__Data provided__.
>> START

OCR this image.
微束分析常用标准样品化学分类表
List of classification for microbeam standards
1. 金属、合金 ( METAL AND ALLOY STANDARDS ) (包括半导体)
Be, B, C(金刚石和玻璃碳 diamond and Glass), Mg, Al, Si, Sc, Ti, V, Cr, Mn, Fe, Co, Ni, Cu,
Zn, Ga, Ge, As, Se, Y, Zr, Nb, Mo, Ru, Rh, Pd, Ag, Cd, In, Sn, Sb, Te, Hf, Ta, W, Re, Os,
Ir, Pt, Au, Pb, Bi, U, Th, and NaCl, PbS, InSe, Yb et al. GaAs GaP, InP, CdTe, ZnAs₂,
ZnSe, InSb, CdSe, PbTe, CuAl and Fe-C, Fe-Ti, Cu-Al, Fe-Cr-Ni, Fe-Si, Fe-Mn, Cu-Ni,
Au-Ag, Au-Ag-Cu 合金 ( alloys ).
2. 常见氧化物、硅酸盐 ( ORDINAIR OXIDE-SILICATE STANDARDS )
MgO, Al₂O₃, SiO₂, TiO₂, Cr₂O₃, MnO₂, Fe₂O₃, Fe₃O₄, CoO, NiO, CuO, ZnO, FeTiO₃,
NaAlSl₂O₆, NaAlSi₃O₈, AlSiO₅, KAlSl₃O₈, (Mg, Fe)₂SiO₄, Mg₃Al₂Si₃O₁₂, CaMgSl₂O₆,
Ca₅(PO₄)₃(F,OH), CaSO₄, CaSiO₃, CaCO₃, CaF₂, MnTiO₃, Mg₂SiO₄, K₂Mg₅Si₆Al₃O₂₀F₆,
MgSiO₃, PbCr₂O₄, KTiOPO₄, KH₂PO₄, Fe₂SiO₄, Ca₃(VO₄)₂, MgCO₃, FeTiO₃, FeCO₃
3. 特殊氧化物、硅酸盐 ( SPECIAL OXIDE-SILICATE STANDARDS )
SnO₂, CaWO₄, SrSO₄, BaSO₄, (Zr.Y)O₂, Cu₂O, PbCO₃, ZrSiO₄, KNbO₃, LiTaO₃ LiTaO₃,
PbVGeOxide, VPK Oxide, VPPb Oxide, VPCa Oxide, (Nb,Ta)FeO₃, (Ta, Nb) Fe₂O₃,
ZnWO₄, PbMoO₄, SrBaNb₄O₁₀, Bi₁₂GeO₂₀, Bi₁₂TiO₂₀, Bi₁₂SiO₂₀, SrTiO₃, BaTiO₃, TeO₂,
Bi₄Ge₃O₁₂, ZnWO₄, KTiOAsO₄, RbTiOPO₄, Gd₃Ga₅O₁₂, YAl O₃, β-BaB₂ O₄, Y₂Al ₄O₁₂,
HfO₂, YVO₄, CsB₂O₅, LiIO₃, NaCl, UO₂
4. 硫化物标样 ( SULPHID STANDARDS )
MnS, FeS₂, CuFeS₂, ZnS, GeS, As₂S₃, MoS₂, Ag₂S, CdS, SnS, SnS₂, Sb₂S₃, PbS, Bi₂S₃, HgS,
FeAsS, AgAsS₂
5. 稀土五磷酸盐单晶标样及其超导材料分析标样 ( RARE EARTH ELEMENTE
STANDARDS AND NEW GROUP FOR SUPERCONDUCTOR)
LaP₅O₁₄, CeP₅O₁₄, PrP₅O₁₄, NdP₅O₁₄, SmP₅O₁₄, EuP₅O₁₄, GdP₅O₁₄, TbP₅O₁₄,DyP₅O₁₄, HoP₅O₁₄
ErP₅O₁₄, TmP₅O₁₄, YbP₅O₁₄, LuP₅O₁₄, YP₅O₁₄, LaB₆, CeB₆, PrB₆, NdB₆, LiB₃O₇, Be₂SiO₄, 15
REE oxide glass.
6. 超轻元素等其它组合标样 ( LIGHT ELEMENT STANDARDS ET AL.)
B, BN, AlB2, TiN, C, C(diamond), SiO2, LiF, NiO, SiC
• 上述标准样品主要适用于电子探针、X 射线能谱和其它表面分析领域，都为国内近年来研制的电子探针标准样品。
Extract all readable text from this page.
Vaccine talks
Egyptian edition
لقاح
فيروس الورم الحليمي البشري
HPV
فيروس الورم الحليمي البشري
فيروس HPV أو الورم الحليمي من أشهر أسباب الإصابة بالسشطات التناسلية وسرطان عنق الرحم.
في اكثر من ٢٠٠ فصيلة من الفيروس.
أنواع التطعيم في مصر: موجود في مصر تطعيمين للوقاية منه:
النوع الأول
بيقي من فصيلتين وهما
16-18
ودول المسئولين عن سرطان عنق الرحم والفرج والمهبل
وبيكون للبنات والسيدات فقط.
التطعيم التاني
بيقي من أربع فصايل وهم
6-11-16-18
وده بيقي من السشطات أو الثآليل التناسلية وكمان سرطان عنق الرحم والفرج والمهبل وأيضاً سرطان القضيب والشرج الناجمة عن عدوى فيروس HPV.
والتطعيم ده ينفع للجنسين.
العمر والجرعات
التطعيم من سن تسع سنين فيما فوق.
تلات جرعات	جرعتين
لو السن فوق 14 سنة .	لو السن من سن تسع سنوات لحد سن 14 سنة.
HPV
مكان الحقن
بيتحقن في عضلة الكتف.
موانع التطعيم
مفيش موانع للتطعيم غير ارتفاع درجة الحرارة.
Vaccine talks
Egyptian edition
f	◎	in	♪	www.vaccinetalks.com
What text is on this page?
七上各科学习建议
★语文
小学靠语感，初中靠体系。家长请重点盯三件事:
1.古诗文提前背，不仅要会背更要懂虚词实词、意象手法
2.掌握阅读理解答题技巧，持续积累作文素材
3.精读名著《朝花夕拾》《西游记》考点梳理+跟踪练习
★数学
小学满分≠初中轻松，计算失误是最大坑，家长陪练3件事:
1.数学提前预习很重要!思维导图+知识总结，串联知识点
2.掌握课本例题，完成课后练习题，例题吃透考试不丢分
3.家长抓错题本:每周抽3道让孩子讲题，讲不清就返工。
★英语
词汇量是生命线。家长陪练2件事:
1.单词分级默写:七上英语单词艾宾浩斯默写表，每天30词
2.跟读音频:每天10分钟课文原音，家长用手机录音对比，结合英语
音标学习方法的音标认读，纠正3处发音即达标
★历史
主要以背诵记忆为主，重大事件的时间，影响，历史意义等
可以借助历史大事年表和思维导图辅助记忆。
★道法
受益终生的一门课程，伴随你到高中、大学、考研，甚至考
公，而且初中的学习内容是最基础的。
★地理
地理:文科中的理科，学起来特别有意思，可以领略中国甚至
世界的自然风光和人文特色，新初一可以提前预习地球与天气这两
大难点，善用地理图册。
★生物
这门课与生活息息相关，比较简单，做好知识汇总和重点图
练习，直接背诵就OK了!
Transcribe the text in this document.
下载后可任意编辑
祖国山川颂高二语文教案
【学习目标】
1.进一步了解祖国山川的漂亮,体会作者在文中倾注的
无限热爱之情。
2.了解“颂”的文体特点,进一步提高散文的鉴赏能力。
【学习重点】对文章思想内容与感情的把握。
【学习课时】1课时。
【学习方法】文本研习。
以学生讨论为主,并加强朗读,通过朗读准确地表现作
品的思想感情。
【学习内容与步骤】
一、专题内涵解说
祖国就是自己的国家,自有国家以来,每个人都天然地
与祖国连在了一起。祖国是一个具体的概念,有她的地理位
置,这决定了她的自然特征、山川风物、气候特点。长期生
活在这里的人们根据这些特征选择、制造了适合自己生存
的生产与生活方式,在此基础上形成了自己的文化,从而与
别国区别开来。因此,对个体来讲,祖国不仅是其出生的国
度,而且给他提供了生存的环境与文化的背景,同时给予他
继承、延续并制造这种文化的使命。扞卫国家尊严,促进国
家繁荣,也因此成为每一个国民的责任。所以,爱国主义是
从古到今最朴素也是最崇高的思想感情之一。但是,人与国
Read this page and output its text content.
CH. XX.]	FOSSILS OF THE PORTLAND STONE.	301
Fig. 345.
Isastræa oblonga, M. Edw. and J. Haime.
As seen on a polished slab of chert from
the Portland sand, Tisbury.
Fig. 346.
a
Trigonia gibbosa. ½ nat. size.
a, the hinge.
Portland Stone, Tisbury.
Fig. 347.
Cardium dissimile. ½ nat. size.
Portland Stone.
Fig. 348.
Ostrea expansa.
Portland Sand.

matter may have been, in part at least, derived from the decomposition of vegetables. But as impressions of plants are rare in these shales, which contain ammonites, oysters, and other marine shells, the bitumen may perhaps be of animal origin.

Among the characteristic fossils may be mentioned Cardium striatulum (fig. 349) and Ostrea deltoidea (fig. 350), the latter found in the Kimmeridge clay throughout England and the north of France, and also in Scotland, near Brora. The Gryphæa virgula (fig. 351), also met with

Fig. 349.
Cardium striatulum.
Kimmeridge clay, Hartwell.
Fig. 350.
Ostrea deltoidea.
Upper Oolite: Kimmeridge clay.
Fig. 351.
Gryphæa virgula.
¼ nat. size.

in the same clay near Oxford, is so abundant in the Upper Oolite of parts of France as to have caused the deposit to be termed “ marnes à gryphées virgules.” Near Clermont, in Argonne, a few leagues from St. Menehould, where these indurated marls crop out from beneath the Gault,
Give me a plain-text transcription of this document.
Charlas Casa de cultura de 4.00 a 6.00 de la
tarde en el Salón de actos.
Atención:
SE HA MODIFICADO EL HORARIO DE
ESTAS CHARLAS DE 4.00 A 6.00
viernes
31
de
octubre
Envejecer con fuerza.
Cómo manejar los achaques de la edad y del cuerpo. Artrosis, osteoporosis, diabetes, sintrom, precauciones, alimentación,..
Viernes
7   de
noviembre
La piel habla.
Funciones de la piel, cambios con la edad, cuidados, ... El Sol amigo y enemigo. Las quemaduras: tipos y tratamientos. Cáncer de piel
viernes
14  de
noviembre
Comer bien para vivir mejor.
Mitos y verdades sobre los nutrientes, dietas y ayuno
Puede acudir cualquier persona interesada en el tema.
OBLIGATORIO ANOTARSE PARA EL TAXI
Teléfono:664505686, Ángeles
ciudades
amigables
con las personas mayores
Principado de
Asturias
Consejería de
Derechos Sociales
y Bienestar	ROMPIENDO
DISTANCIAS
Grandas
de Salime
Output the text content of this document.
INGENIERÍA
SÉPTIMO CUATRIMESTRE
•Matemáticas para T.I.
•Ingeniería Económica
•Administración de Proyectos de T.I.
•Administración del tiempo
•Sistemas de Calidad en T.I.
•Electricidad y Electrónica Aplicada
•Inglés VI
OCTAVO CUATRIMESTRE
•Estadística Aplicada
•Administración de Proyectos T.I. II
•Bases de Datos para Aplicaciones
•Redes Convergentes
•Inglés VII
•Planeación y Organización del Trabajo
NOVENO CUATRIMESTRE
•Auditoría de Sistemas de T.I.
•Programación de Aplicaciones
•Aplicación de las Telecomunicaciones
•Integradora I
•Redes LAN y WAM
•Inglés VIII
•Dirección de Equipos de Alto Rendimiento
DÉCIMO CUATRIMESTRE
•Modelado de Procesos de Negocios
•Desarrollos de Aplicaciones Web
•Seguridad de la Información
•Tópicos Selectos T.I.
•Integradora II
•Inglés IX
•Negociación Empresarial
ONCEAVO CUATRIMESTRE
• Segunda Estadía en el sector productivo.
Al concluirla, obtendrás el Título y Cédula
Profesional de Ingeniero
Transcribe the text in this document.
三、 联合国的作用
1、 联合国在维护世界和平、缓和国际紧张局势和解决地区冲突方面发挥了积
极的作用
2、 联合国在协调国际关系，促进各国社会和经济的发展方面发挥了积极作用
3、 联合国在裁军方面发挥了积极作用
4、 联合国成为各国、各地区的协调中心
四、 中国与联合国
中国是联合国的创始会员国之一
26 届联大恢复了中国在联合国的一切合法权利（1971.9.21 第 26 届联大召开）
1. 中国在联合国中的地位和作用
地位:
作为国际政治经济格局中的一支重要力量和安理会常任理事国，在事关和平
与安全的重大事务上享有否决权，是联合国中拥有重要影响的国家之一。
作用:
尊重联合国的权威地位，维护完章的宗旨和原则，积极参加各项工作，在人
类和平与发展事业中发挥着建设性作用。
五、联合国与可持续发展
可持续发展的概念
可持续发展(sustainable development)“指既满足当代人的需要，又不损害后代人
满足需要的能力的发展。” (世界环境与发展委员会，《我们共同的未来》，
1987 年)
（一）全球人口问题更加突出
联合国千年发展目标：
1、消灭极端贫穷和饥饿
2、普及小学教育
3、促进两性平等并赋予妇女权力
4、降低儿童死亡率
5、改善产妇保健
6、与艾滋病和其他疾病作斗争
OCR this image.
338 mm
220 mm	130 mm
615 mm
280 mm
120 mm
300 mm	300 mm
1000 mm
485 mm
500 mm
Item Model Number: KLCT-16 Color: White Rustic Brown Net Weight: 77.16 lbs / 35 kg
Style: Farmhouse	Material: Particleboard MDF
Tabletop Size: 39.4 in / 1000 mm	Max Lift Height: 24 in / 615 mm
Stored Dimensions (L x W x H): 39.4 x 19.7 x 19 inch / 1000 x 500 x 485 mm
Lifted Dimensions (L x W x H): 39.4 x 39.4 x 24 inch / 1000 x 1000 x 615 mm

>> END

__Exercise requirements__. Go through the records and copy each line with "deltoidea" in it.

__Answer to the task__.
Among the characteristic fossils may be mentioned Cardium striatulum (fig. 349) and Ostrea deltoidea (fig. 350), the latter found in the Kimmeridge clay throughout England and the north of France, and also in Scotland, near Brora. The Gryphæa virgula (fig. 351), also met with
Ostrea deltoidea.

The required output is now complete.